__What you should do__
You are to retype all of the data exactly as it appears.

__Data records__
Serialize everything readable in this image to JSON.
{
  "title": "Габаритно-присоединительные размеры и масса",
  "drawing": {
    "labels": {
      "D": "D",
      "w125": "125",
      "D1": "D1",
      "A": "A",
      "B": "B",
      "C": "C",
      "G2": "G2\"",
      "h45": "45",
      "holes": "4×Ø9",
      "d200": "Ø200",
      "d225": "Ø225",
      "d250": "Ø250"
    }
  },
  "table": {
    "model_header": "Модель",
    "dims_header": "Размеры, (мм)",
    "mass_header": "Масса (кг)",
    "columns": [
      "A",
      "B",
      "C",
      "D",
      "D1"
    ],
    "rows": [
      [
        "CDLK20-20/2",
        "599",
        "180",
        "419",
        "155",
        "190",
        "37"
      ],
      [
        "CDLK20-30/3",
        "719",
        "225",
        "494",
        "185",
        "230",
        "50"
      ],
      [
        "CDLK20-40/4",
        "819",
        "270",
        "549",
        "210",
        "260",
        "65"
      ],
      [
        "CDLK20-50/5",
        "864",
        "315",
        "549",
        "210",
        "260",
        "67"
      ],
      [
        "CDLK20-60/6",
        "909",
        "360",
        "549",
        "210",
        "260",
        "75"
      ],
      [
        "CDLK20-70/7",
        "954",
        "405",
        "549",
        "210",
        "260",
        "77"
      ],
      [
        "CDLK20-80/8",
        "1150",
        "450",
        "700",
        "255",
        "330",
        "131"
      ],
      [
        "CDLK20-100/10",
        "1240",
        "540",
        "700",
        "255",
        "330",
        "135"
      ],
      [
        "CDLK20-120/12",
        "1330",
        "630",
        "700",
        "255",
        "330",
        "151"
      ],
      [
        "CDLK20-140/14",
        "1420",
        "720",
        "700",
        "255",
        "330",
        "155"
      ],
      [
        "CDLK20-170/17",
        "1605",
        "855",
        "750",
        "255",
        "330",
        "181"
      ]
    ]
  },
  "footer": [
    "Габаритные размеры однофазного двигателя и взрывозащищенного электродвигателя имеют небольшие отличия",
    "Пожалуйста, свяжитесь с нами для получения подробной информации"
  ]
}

__Reply__
Serialize everything readable in this image to JSON.
{
  "title": "Габаритно-присоединительные размеры и масса",
  "drawing": {
    "labels": {
      "D": "D",
      "w125": "125",
      "D1": "D1",
      "A": "A",
      "B": "B",
      "C": "C",
      "G2": "G2\"",
      "h45": "45",
      "holes": "4×Ø9",
      "d200": "Ø200",
      "d225": "Ø225",
      "d250": "Ø250"
    }
  },
  "table": {
    "model_header": "Модель",
    "dims_header": "Размеры, (мм)",
    "mass_header": "Масса (кг)",
    "columns": [
      "A",
      "B",
      "C",
      "D",
      "D1"
    ],
    "rows": [
      [
        "CDLK20-20/2",
        "599",
        "180",
        "419",
        "155",
        "190",
        "37"
      ],
      [
        "CDLK20-30/3",
        "719",
        "225",
        "494",
        "185",
        "230",
        "50"
      ],
      [
        "CDLK20-40/4",
        "819",
        "270",
        "549",
        "210",
        "260",
        "65"
      ],
      [
        "CDLK20-50/5",
        "864",
        "315",
        "549",
        "210",
        "260",
        "67"
      ],
      [
        "CDLK20-60/6",
        "909",
        "360",
        "549",
        "210",
        "260",
        "75"
      ],
      [
        "CDLK20-70/7",
        "954",
        "405",
        "549",
        "210",
        "260",
        "77"
      ],
      [
        "CDLK20-80/8",
        "1150",
        "450",
        "700",
        "255",
        "330",
        "131"
      ],
      [
        "CDLK20-100/10",
        "1240",
        "540",
        "700",
        "255",
        "330",
        "135"
      ],
      [
        "CDLK20-120/12",
        "1330",
        "630",
        "700",
        "255",
        "330",
        "151"
      ],
      [
        "CDLK20-140/14",
        "1420",
        "720",
        "700",
        "255",
        "330",
        "155"
      ],
      [
        "CDLK20-170/17",
        "1605",
        "855",
        "750",
        "255",
        "330",
        "181"
      ]
    ]
  },
  "footer": [
    "Габаритные размеры однофазного двигателя и взрывозащищенного электродвигателя имеют небольшие отличия",
    "Пожалуйста, свяжитесь с нами для получения подробной информации"
  ]
}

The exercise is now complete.